» **Exercise brief**
Reproduce the following records exactly from the line containing "Convert this document image to plain text." onward, ending with the last line and including it.

» **Raw data**
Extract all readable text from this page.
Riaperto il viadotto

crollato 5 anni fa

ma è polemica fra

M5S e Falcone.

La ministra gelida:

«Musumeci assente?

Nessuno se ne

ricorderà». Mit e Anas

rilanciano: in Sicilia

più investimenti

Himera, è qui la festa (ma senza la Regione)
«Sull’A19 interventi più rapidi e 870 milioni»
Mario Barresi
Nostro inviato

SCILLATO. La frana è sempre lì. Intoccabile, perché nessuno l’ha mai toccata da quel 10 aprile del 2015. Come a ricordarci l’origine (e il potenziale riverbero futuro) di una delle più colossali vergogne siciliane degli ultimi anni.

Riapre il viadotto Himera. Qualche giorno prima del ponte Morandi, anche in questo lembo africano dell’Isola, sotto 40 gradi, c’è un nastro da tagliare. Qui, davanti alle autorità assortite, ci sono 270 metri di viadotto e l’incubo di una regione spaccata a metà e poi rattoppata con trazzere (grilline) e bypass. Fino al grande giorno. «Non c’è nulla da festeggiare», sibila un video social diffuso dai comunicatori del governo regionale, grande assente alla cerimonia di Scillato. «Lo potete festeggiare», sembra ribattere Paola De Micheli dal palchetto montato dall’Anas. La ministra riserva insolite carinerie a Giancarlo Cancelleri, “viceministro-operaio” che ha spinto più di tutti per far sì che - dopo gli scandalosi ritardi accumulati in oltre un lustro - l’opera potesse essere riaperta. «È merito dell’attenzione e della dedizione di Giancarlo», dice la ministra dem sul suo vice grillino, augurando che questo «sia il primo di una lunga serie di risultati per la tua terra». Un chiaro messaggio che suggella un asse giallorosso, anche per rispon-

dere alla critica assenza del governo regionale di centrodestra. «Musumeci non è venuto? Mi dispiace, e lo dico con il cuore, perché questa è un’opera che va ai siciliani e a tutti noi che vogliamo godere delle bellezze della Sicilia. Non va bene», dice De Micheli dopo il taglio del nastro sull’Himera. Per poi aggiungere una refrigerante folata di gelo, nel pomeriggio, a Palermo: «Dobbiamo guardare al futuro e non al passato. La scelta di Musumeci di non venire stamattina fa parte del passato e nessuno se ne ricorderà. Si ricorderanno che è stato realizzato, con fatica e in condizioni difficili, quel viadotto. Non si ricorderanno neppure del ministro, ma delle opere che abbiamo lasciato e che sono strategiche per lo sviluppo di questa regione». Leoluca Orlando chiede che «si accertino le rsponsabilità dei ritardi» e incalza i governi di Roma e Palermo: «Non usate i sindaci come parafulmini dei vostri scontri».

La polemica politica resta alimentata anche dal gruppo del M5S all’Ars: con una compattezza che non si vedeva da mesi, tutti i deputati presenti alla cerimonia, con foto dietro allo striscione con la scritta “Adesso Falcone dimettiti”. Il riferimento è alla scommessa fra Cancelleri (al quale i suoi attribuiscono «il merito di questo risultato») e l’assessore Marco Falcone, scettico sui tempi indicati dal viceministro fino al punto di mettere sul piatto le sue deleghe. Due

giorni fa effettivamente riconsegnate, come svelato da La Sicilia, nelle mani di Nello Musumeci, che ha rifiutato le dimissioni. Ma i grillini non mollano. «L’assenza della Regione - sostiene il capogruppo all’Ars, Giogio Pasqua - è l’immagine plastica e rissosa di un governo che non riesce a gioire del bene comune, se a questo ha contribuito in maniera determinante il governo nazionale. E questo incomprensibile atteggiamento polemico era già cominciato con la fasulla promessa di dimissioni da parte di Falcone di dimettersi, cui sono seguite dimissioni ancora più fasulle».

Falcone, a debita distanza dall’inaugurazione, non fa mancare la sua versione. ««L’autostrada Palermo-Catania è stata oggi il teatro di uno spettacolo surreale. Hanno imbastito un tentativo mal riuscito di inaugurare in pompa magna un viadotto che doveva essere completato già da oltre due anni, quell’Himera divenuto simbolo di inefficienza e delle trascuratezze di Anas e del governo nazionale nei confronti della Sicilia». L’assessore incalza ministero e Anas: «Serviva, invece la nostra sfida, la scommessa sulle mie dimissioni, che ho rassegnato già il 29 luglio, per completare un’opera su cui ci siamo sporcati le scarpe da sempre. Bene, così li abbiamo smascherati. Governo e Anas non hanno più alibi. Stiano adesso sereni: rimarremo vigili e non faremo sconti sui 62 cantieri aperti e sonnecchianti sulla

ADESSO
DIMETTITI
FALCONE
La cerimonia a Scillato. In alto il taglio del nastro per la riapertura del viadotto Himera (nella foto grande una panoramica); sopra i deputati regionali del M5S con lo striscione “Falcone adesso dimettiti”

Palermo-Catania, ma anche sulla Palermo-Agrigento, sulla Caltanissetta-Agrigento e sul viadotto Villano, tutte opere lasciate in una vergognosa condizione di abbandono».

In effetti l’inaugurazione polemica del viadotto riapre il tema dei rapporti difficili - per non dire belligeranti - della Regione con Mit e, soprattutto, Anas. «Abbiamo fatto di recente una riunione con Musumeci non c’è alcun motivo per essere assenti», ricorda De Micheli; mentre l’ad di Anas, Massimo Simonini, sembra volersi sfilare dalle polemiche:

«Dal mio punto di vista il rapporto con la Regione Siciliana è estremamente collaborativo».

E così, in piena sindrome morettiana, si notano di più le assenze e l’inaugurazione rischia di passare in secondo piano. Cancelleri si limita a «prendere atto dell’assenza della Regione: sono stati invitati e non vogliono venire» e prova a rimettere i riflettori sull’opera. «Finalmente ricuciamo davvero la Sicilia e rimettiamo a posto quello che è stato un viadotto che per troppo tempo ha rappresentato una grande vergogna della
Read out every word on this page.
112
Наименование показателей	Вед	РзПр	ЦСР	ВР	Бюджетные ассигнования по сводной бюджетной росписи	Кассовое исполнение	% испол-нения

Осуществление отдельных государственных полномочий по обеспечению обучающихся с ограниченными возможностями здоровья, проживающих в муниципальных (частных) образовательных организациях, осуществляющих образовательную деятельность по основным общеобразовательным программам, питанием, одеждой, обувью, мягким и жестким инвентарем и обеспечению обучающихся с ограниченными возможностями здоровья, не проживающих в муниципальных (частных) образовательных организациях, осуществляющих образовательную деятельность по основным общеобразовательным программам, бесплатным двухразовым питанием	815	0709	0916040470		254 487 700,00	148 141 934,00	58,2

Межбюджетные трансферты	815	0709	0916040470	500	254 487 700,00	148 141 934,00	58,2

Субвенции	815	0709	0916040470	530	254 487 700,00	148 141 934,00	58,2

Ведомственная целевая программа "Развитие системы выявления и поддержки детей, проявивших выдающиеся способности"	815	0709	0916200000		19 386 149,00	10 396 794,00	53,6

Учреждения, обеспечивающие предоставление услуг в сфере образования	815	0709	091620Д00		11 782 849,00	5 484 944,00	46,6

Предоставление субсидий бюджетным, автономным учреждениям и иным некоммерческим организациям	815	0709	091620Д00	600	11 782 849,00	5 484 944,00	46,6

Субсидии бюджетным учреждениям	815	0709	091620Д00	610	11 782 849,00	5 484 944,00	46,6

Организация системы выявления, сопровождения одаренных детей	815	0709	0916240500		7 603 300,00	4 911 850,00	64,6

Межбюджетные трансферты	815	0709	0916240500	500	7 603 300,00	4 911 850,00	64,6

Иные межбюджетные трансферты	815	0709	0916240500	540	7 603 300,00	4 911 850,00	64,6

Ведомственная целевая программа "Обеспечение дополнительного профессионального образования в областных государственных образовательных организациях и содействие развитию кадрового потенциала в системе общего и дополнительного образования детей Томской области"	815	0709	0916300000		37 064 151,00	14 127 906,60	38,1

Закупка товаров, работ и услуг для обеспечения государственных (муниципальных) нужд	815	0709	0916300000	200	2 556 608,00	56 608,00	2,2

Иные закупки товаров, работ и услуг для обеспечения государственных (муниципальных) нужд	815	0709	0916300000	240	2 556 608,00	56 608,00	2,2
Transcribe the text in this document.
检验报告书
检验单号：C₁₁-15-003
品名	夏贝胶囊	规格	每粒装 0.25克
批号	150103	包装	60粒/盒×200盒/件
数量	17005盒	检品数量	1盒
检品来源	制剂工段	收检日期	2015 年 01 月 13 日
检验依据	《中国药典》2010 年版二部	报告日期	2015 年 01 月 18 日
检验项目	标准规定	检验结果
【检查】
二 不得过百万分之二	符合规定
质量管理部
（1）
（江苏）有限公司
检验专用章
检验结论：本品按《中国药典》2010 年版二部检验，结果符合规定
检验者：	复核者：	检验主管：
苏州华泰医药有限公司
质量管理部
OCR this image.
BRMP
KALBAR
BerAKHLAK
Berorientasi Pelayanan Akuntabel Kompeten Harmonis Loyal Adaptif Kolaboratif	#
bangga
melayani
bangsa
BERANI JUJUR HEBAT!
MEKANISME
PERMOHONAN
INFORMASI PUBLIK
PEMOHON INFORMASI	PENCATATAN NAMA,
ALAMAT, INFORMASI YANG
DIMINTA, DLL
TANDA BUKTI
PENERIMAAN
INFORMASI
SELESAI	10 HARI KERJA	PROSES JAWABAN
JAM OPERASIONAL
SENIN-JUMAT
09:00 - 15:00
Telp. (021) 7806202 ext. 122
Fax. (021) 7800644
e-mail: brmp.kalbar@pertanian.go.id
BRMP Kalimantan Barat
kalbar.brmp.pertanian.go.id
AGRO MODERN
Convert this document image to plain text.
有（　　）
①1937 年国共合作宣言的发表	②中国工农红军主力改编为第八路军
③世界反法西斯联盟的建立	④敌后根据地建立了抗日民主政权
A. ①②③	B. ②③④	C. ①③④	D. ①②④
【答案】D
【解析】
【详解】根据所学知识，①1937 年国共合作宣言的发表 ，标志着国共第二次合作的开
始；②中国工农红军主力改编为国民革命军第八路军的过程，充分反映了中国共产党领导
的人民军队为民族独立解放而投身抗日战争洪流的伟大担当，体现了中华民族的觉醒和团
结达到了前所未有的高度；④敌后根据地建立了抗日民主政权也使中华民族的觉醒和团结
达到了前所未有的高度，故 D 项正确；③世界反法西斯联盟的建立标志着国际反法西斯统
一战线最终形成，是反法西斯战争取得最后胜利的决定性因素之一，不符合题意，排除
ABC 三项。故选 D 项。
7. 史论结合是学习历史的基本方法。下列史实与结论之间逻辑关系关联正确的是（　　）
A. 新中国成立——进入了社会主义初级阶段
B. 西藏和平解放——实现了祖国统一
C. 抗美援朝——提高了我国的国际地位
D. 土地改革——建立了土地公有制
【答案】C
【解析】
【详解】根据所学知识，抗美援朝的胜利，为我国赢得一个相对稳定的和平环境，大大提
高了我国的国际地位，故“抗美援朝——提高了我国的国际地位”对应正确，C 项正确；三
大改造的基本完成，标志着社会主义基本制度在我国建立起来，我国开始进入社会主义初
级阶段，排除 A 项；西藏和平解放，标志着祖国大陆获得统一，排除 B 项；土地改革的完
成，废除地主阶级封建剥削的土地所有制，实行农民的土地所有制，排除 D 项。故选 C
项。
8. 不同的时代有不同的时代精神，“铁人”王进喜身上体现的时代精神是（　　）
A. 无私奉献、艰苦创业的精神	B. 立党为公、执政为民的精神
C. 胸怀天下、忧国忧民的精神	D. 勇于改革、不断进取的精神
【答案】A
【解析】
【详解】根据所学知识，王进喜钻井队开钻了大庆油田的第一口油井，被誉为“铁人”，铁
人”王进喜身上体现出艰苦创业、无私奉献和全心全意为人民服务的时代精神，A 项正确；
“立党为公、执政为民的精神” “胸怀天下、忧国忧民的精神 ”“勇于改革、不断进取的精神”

» **Written response**
Convert this document image to plain text.
有（　　）
①1937 年国共合作宣言的发表	②中国工农红军主力改编为第八路军
③世界反法西斯联盟的建立	④敌后根据地建立了抗日民主政权
A. ①②③	B. ②③④	C. ①③④	D. ①②④
【答案】D
【解析】
【详解】根据所学知识，①1937 年国共合作宣言的发表 ，标志着国共第二次合作的开
始；②中国工农红军主力改编为国民革命军第八路军的过程，充分反映了中国共产党领导
的人民军队为民族独立解放而投身抗日战争洪流的伟大担当，体现了中华民族的觉醒和团
结达到了前所未有的高度；④敌后根据地建立了抗日民主政权也使中华民族的觉醒和团结
达到了前所未有的高度，故 D 项正确；③世界反法西斯联盟的建立标志着国际反法西斯统
一战线最终形成，是反法西斯战争取得最后胜利的决定性因素之一，不符合题意，排除
ABC 三项。故选 D 项。
7. 史论结合是学习历史的基本方法。下列史实与结论之间逻辑关系关联正确的是（　　）
A. 新中国成立——进入了社会主义初级阶段
B. 西藏和平解放——实现了祖国统一
C. 抗美援朝——提高了我国的国际地位
D. 土地改革——建立了土地公有制
【答案】C
【解析】
【详解】根据所学知识，抗美援朝的胜利，为我国赢得一个相对稳定的和平环境，大大提
高了我国的国际地位，故“抗美援朝——提高了我国的国际地位”对应正确，C 项正确；三
大改造的基本完成，标志着社会主义基本制度在我国建立起来，我国开始进入社会主义初
级阶段，排除 A 项；西藏和平解放，标志着祖国大陆获得统一，排除 B 项；土地改革的完
成，废除地主阶级封建剥削的土地所有制，实行农民的土地所有制，排除 D 项。故选 C
项。
8. 不同的时代有不同的时代精神，“铁人”王进喜身上体现的时代精神是（　　）
A. 无私奉献、艰苦创业的精神	B. 立党为公、执政为民的精神
C. 胸怀天下、忧国忧民的精神	D. 勇于改革、不断进取的精神
【答案】A
【解析】
【详解】根据所学知识，王进喜钻井队开钻了大庆油田的第一口油井，被誉为“铁人”，铁
人”王进喜身上体现出艰苦创业、无私奉献和全心全意为人民服务的时代精神，A 项正确；
“立党为公、执政为民的精神” “胸怀天下、忧国忧民的精神 ”“勇于改革、不断进取的精神”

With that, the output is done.